## [WHAT THE TASK REQUIRES]
For each line below that includes the word "play", make a copy.
─── DATASET
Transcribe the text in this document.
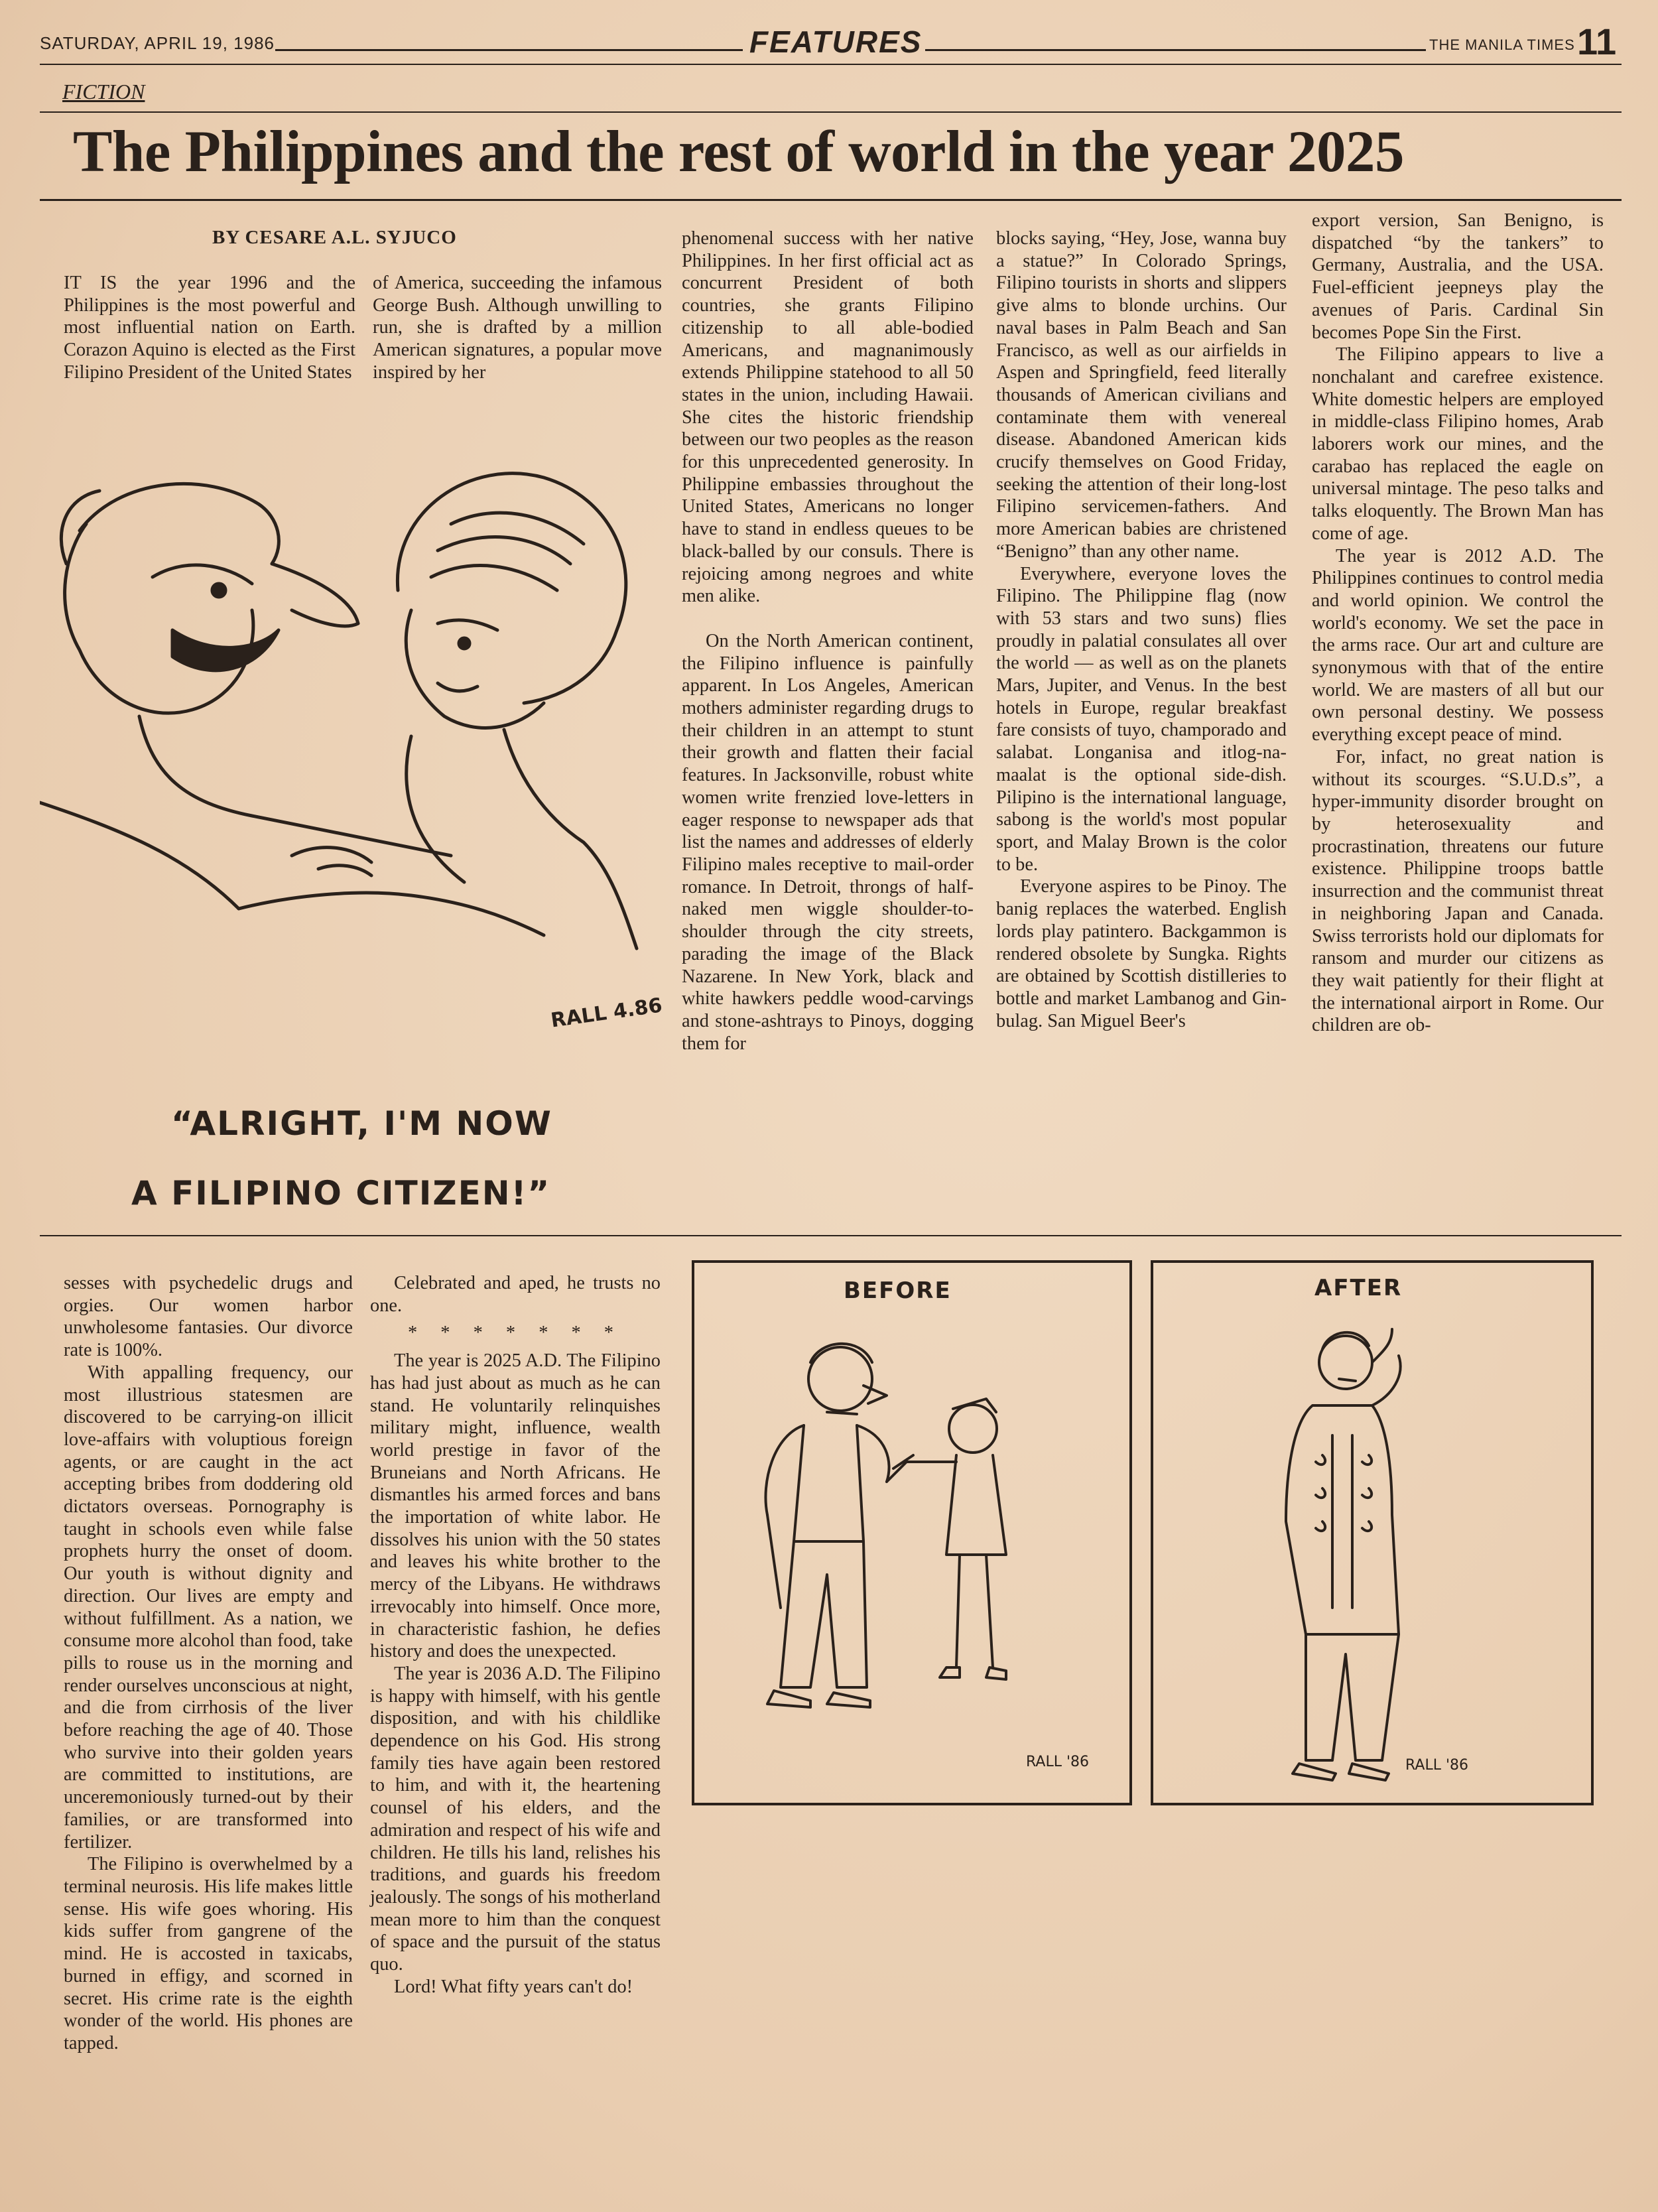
SATURDAY, APRIL 19, 1986	FEATURES	THE MANILA TIMES 11
FICTION
The Philippines and the rest of world in the year 2025
BY CESARE A.L. SYJUCO

IT IS the year 1996 and the Philippines is the most powerful and most influential nation on Earth. Corazon Aquino is elected as the First Filipino President of the United States

of America, succeeding the infamous George Bush. Although unwilling to run, she is drafted by a million American signatures, a popular move inspired by her

phenomenal success with her native Philippines. In her first official act as concurrent President of both countries, she grants Filipino citizenship to all able-bodied Americans, and magnanimously extends Philippine statehood to all 50 states in the union, including Hawaii. She cites the historic friendship between our two peoples as the reason for this unprecedented generosity. In Philippine embassies throughout the United States, Americans no longer have to stand in endless queues to be black-balled by our consuls. There is rejoicing among negroes and white men alike.

On the North American continent, the Filipino influence is painfully apparent. In Los Angeles, American mothers administer regarding drugs to their children in an attempt to stunt their growth and flatten their facial features. In Jacksonville, robust white women write frenzied love-letters in eager response to newspaper ads that list the names and addresses of elderly Filipino males receptive to mail-order romance. In Detroit, throngs of half-naked men wiggle shoulder-to-shoulder through the city streets, parading the image of the Black Nazarene. In New York, black and white hawkers peddle wood-carvings and stone-ashtrays to Pinoys, dogging them for

blocks saying, “Hey, Jose, wanna buy a statue?” In Colorado Springs, Filipino tourists in shorts and slippers give alms to blonde urchins. Our naval bases in Palm Beach and San Francisco, as well as our airfields in Aspen and Springfield, feed literally thousands of American civilians and contaminate them with venereal disease. Abandoned American kids crucify themselves on Good Friday, seeking the attention of their long-lost Filipino servicemen-fathers. And more American babies are christened “Benigno” than any other name.

Everywhere, everyone loves the Filipino. The Philippine flag (now with 53 stars and two suns) flies proudly in palatial consulates all over the world — as well as on the planets Mars, Jupiter, and Venus. In the best hotels in Europe, regular breakfast fare consists of tuyo, champorado and salabat. Longanisa and itlog-na-maalat is the optional side-dish. Pilipino is the international language, sabong is the world's most popular sport, and Malay Brown is the color to be.

Everyone aspires to be Pinoy. The banig replaces the waterbed. English lords play patintero. Backgammon is rendered obsolete by Sungka. Rights are obtained by Scottish distilleries to bottle and market Lambanog and Gin-bulag. San Miguel Beer's

export version, San Benigno, is dispatched “by the tankers” to Germany, Australia, and the USA. Fuel-efficient jeepneys play the avenues of Paris. Cardinal Sin becomes Pope Sin the First.

The Filipino appears to live a nonchalant and carefree existence. White domestic helpers are employed in middle-class Filipino homes, Arab laborers work our mines, and the carabao has replaced the eagle on universal mintage. The peso talks and talks eloquently. The Brown Man has come of age.

The year is 2012 A.D. The Philippines continues to control media and world opinion. We control the world's economy. We set the pace in the arms race. Our art and culture are synonymous with that of the entire world. We are masters of all but our own personal destiny. We possess everything except peace of mind.

For, infact, no great nation is without its scourges. “S.U.D.s”, a hyper-immunity disorder brought on by heterosexuality and procrastination, threatens our future existence. Philippine troops battle insurrection and the communist threat in neighboring Japan and Canada. Swiss terrorists hold our diplomats for ransom and murder our citizens as they wait patiently for their flight at the international airport in Rome. Our children are ob-

RALL 4.86
“ALRIGHT, I'M NOW
A FILIPINO CITIZEN!”

sesses with psychedelic drugs and orgies. Our women harbor unwholesome fantasies. Our divorce rate is 100%.

With appalling frequency, our most illustrious statesmen are discovered to be carrying-on illicit love-affairs with voluptious foreign agents, or are caught in the act accepting bribes from doddering old dictators overseas. Pornography is taught in schools even while false prophets hurry the onset of doom. Our youth is without dignity and direction. Our lives are empty and without fulfillment. As a nation, we consume more alcohol than food, take pills to rouse us in the morning and render ourselves unconscious at night, and die from cirrhosis of the liver before reaching the age of 40. Those who survive into their golden years are committed to institutions, are unceremoniously turned-out by their families, or are transformed into fertilizer.

The Filipino is overwhelmed by a terminal neurosis. His life makes little sense. His wife goes whoring. His kids suffer from gangrene of the mind. He is accosted in taxicabs, burned in effigy, and scorned in secret. His crime rate is the eighth wonder of the world. His phones are tapped.

Celebrated and aped, he trusts no one.

* * * * * * *

The year is 2025 A.D. The Filipino has had just about as much as he can stand. He voluntarily relinquishes military might, influence, wealth world prestige in favor of the Bruneians and North Africans. He dismantles his armed forces and bans the importation of white labor. He dissolves his union with the 50 states and leaves his white brother to the mercy of the Libyans. He withdraws irrevocably into himself. Once more, in characteristic fashion, he defies history and does the unexpected.

The year is 2036 A.D. The Filipino is happy with himself, with his gentle disposition, and with his childlike dependence on his God. His strong family ties have again been restored to him, and with it, the heartening counsel of his elders, and the admiration and respect of his wife and children. He tills his land, relishes his traditions, and guards his freedom jealously. The songs of his motherland mean more to him than the conquest of space and the pursuit of the status quo.

Lord! What fifty years can't do!

BEFORE
RALL '86
AFTER
RALL '86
──────
## [EXERCISE RESPONSE]
Everyone aspires to be Pinoy. The banig replaces the waterbed. English lords play patintero. Backgammon is rendered obsolete by Sungka. Rights are obtained by Scottish distilleries to bottle and market Lambanog and Gin-bulag. San Miguel Beer's
export version, San Benigno, is dispatched “by the tankers” to Germany, Australia, and the USA. Fuel-efficient jeepneys play the avenues of Paris. Cardinal Sin becomes Pope Sin the First.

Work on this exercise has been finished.